### Work instructions:
Write out every one of the records below line for line, and leave out the pictures.

### Record extracts:

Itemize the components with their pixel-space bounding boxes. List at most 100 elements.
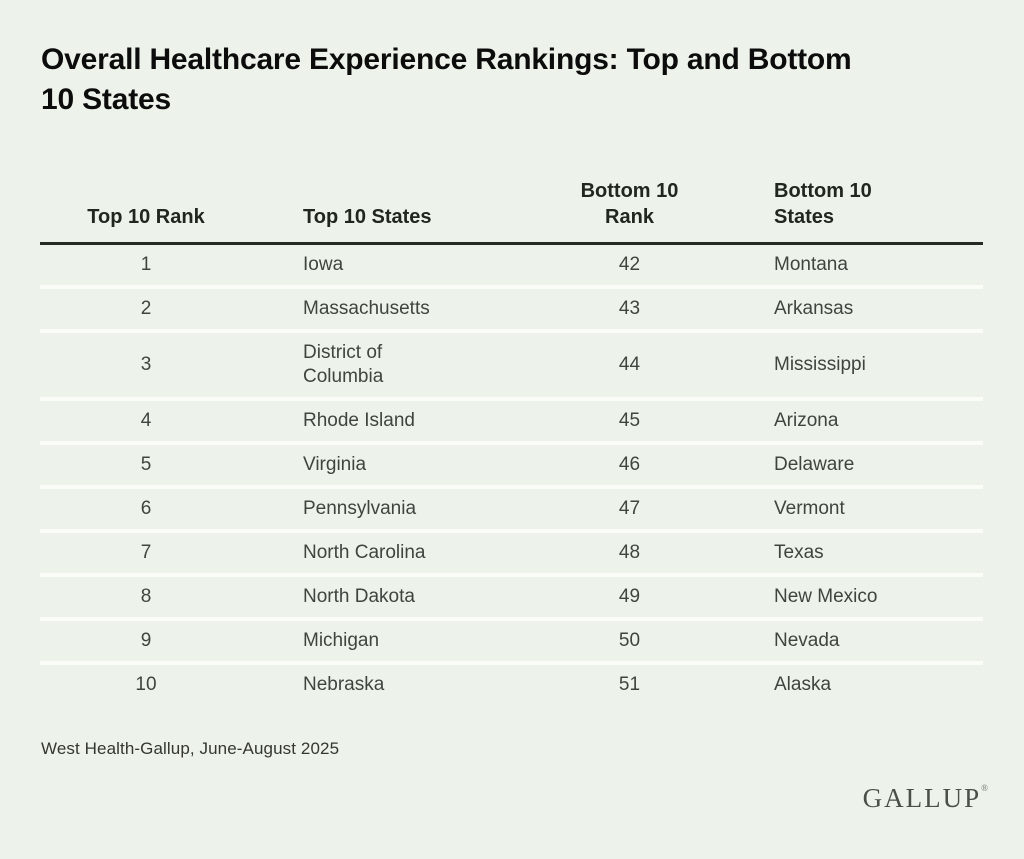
table-row: 9 Michigan 50 Nevada [40, 621, 983, 665]
top-rank-cell: 3 [40, 333, 252, 401]
top-state-value: Iowa [303, 254, 344, 275]
registered-trademark-icon: ® [981, 783, 988, 793]
bottom-rank-cell: 48 [537, 533, 722, 577]
top-state-cell: Michigan [252, 621, 537, 665]
top-rank-cell: 1 [40, 245, 252, 289]
table-row: 1 Iowa 42 Montana [40, 245, 983, 289]
top-state-cell: Rhode Island [252, 401, 537, 445]
bottom-state-value: New Mexico [774, 586, 878, 607]
top-state-value: Michigan [303, 630, 380, 651]
top-state-cell: North Carolina [252, 533, 537, 577]
table-row: 8 North Dakota 49 New Mexico [40, 577, 983, 621]
column-header-top-10-states: Top 10 States [252, 178, 537, 245]
top-state-value: Rhode Island [303, 410, 415, 431]
top-rank-value: 2 [140, 298, 152, 319]
top-state-cell: Iowa [252, 245, 537, 289]
bottom-rank-cell: 44 [537, 333, 722, 401]
page-title-line2: 10 States [41, 83, 171, 116]
top-rank-cell: 9 [40, 621, 252, 665]
column-header-label: Bottom 10 States [774, 180, 872, 228]
top-state-value: Massachusetts [303, 298, 430, 319]
table-row: 6 Pennsylvania 47 Vermont [40, 489, 983, 533]
bottom-state-value: Delaware [774, 454, 855, 475]
bottom-state-cell: Vermont [722, 489, 983, 533]
bottom-state-cell: Arizona [722, 401, 983, 445]
table-row: 7 North Carolina 48 Texas [40, 533, 983, 577]
bottom-rank-value: 50 [618, 630, 641, 651]
top-rank-value: 10 [135, 674, 157, 695]
top-rank-value: 8 [140, 586, 152, 607]
top-state-cell: Massachusetts [252, 289, 537, 333]
bottom-rank-value: 48 [618, 542, 641, 563]
top-rank-cell: 4 [40, 401, 252, 445]
top-rank-value: 5 [140, 454, 152, 475]
top-state-cell: Pennsylvania [252, 489, 537, 533]
bottom-state-value: Mississippi [774, 354, 866, 375]
bottom-state-value: Texas [774, 542, 824, 563]
bottom-state-cell: Arkansas [722, 289, 983, 333]
bottom-state-cell: Mississippi [722, 333, 983, 401]
column-header-label: Top 10 States [303, 206, 432, 228]
bottom-rank-value: 47 [618, 498, 641, 519]
bottom-rank-value: 46 [618, 454, 641, 475]
bottom-rank-cell: 46 [537, 445, 722, 489]
bottom-rank-value: 45 [618, 410, 641, 431]
top-state-value: North Dakota [303, 586, 415, 607]
bottom-rank-cell: 43 [537, 289, 722, 333]
top-rank-value: 3 [140, 354, 152, 375]
top-rank-cell: 6 [40, 489, 252, 533]
table-row: 3 District of Columbia 44 Mississippi [40, 333, 983, 401]
bottom-rank-value: 51 [618, 674, 641, 695]
top-rank-cell: 8 [40, 577, 252, 621]
bottom-rank-value: 42 [618, 254, 641, 275]
top-rank-cell: 7 [40, 533, 252, 577]
gallup-logo: GALLUP® [863, 783, 988, 814]
top-state-cell: Nebraska [252, 665, 537, 705]
bottom-rank-cell: 49 [537, 577, 722, 621]
column-header-bottom-10-rank: Bottom 10 Rank [537, 178, 722, 245]
table-body: 1 Iowa 42 Montana 2 Massachusetts 43 [40, 245, 983, 705]
bottom-state-value: Arkansas [774, 298, 854, 319]
bottom-rank-value: 44 [618, 354, 641, 375]
top-rank-value: 6 [140, 498, 152, 519]
bottom-state-value: Arizona [774, 410, 839, 431]
bottom-rank-value: 43 [618, 298, 641, 319]
bottom-state-cell: New Mexico [722, 577, 983, 621]
top-state-value: Nebraska [303, 674, 385, 695]
top-state-value: Virginia [303, 454, 367, 475]
top-rank-value: 1 [140, 254, 152, 275]
table-row: 2 Massachusetts 43 Arkansas [40, 289, 983, 333]
table-header: Top 10 Rank Top 10 States Bottom 10 Rank… [40, 178, 983, 245]
table-row: 4 Rhode Island 45 Arizona [40, 401, 983, 445]
bottom-rank-cell: 51 [537, 665, 722, 705]
top-state-value: Pennsylvania [303, 498, 417, 519]
top-rank-cell: 2 [40, 289, 252, 333]
table-row: 10 Nebraska 51 Alaska [40, 665, 983, 705]
rankings-table: Top 10 Rank Top 10 States Bottom 10 Rank… [40, 178, 983, 705]
top-rank-value: 4 [140, 410, 152, 431]
bottom-rank-cell: 50 [537, 621, 722, 665]
gallup-logo-text: GALLUP [862, 783, 982, 813]
column-header-bottom-10-states: Bottom 10 States [722, 178, 983, 245]
bottom-rank-cell: 45 [537, 401, 722, 445]
bottom-state-cell: Alaska [722, 665, 983, 705]
top-rank-cell: 10 [40, 665, 252, 705]
top-state-value: District of Columbia [303, 342, 384, 387]
bottom-state-cell: Texas [722, 533, 983, 577]
bottom-rank-cell: 47 [537, 489, 722, 533]
column-header-label: Top 10 Rank [87, 206, 205, 228]
column-header-top-10-rank: Top 10 Rank [40, 178, 252, 245]
bottom-state-cell: Delaware [722, 445, 983, 489]
top-state-value: North Carolina [303, 542, 426, 563]
top-rank-cell: 5 [40, 445, 252, 489]
bottom-state-cell: Nevada [722, 621, 983, 665]
column-header-label: Bottom 10 Rank [580, 180, 679, 228]
bottom-state-value: Montana [774, 254, 848, 275]
page-title-line1: Overall Healthcare Experience Rankings: … [41, 43, 852, 76]
bottom-state-value: Vermont [774, 498, 845, 519]
top-rank-value: 7 [140, 542, 152, 563]
source-note: West Health-Gallup, June-August 2025 [41, 739, 340, 758]
bottom-rank-cell: 42 [537, 245, 722, 289]
bottom-state-cell: Montana [722, 245, 983, 289]
top-state-cell: Virginia [252, 445, 537, 489]
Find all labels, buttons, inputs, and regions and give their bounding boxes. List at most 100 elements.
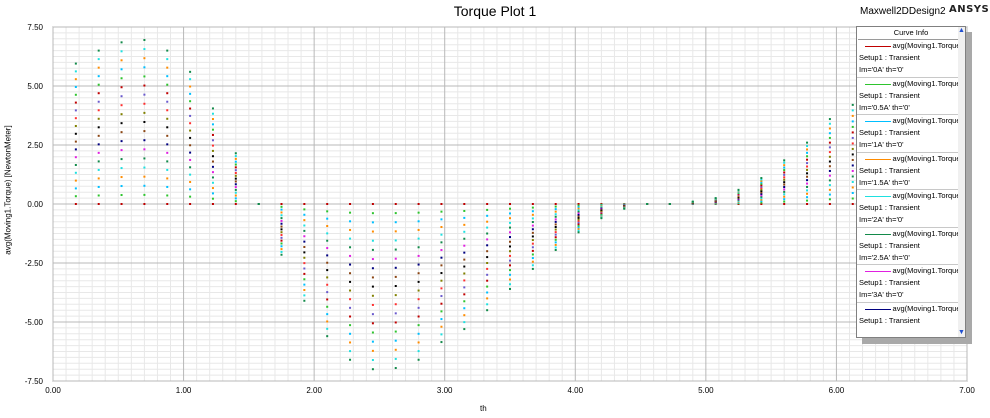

### Answer for this exercise:
Itemize the components with their pixel-space bounding boxes. List at most 100 elements.
table-row: 9 Michigan 50 Nevada [40, 621, 983, 665]
top-rank-cell: 3 [40, 333, 252, 401]
top-state-value: Iowa [303, 254, 344, 275]
registered-trademark-icon: ® [981, 783, 988, 793]
bottom-rank-cell: 48 [537, 533, 722, 577]
top-state-cell: Michigan [252, 621, 537, 665]
top-rank-cell: 1 [40, 245, 252, 289]
table-row: 1 Iowa 42 Montana [40, 245, 983, 289]
top-state-cell: Rhode Island [252, 401, 537, 445]
bottom-state-value: New Mexico [774, 586, 878, 607]
top-state-value: Michigan [303, 630, 380, 651]
top-state-cell: North Carolina [252, 533, 537, 577]
table-row: 8 North Dakota 49 New Mexico [40, 577, 983, 621]
column-header-top-10-states: Top 10 States [252, 178, 537, 245]
top-state-value: Rhode Island [303, 410, 415, 431]
top-rank-value: 2 [140, 298, 152, 319]
top-state-cell: Iowa [252, 245, 537, 289]
bottom-rank-cell: 44 [537, 333, 722, 401]
page-title-line2: 10 States [41, 83, 171, 116]
top-rank-cell: 9 [40, 621, 252, 665]
column-header-label: Bottom 10 States [774, 180, 872, 228]
top-state-value: Massachusetts [303, 298, 430, 319]
table-row: 6 Pennsylvania 47 Vermont [40, 489, 983, 533]
bottom-state-value: Delaware [774, 454, 855, 475]
bottom-state-cell: Vermont [722, 489, 983, 533]
bottom-state-cell: Arizona [722, 401, 983, 445]
table-row: 7 North Carolina 48 Texas [40, 533, 983, 577]
bottom-rank-value: 50 [618, 630, 641, 651]
top-rank-value: 10 [135, 674, 157, 695]
top-rank-value: 8 [140, 586, 152, 607]
top-state-cell: Massachusetts [252, 289, 537, 333]
bottom-rank-value: 48 [618, 542, 641, 563]
top-rank-cell: 4 [40, 401, 252, 445]
top-rank-value: 5 [140, 454, 152, 475]
top-state-cell: Pennsylvania [252, 489, 537, 533]
bottom-state-value: Mississippi [774, 354, 866, 375]
bottom-state-value: Texas [774, 542, 824, 563]
bottom-state-cell: Arkansas [722, 289, 983, 333]
bottom-state-cell: Mississippi [722, 333, 983, 401]
column-header-label: Top 10 States [303, 206, 432, 228]
bottom-rank-value: 47 [618, 498, 641, 519]
bottom-rank-value: 46 [618, 454, 641, 475]
bottom-rank-cell: 46 [537, 445, 722, 489]
bottom-rank-value: 45 [618, 410, 641, 431]
top-state-value: North Dakota [303, 586, 415, 607]
bottom-rank-cell: 43 [537, 289, 722, 333]
top-rank-value: 3 [140, 354, 152, 375]
top-rank-cell: 6 [40, 489, 252, 533]
table-row: 3 District of Columbia 44 Mississippi [40, 333, 983, 401]
bottom-rank-value: 51 [618, 674, 641, 695]
top-rank-cell: 8 [40, 577, 252, 621]
bottom-rank-value: 42 [618, 254, 641, 275]
top-rank-cell: 7 [40, 533, 252, 577]
gallup-logo: GALLUP® [863, 783, 988, 814]
top-state-cell: Nebraska [252, 665, 537, 705]
bottom-rank-cell: 49 [537, 577, 722, 621]
column-header-bottom-10-rank: Bottom 10 Rank [537, 178, 722, 245]
table-body: 1 Iowa 42 Montana 2 Massachusetts 43 [40, 245, 983, 705]
bottom-state-value: Arkansas [774, 298, 854, 319]
bottom-rank-value: 44 [618, 354, 641, 375]
top-rank-value: 6 [140, 498, 152, 519]
bottom-state-value: Arizona [774, 410, 839, 431]
bottom-rank-value: 43 [618, 298, 641, 319]
bottom-state-cell: New Mexico [722, 577, 983, 621]
top-state-value: Nebraska [303, 674, 385, 695]
top-state-value: Virginia [303, 454, 367, 475]
top-rank-value: 1 [140, 254, 152, 275]
table-row: 2 Massachusetts 43 Arkansas [40, 289, 983, 333]
table-header: Top 10 Rank Top 10 States Bottom 10 Rank… [40, 178, 983, 245]
table-row: 4 Rhode Island 45 Arizona [40, 401, 983, 445]
bottom-rank-cell: 51 [537, 665, 722, 705]
top-state-value: Pennsylvania [303, 498, 417, 519]
top-rank-cell: 2 [40, 289, 252, 333]
table-row: 10 Nebraska 51 Alaska [40, 665, 983, 705]
rankings-table: Top 10 Rank Top 10 States Bottom 10 Rank… [40, 178, 983, 705]
top-rank-value: 4 [140, 410, 152, 431]
bottom-rank-cell: 50 [537, 621, 722, 665]
gallup-logo-text: GALLUP [862, 783, 982, 813]
column-header-bottom-10-states: Bottom 10 States [722, 178, 983, 245]
bottom-rank-cell: 45 [537, 401, 722, 445]
bottom-state-cell: Alaska [722, 665, 983, 705]
top-rank-cell: 10 [40, 665, 252, 705]
top-state-value: District of Columbia [303, 342, 384, 387]
bottom-state-cell: Texas [722, 533, 983, 577]
bottom-rank-cell: 47 [537, 489, 722, 533]
column-header-label: Top 10 Rank [87, 206, 205, 228]
column-header-top-10-rank: Top 10 Rank [40, 178, 252, 245]
bottom-state-cell: Delaware [722, 445, 983, 489]
top-state-value: North Carolina [303, 542, 426, 563]
top-rank-cell: 5 [40, 445, 252, 489]
bottom-state-cell: Nevada [722, 621, 983, 665]
column-header-label: Bottom 10 Rank [580, 180, 679, 228]
bottom-state-value: Montana [774, 254, 848, 275]
page-title-line1: Overall Healthcare Experience Rankings: … [41, 43, 852, 76]
bottom-state-value: Vermont [774, 498, 845, 519]
top-rank-value: 7 [140, 542, 152, 563]
source-note: West Health-Gallup, June-August 2025 [41, 739, 340, 758]
bottom-rank-cell: 42 [537, 245, 722, 289]
bottom-state-cell: Montana [722, 245, 983, 289]
top-state-cell: Virginia [252, 445, 537, 489]
Find all labels, buttons, inputs, and regions and give their bounding boxes. List at most 100 elements.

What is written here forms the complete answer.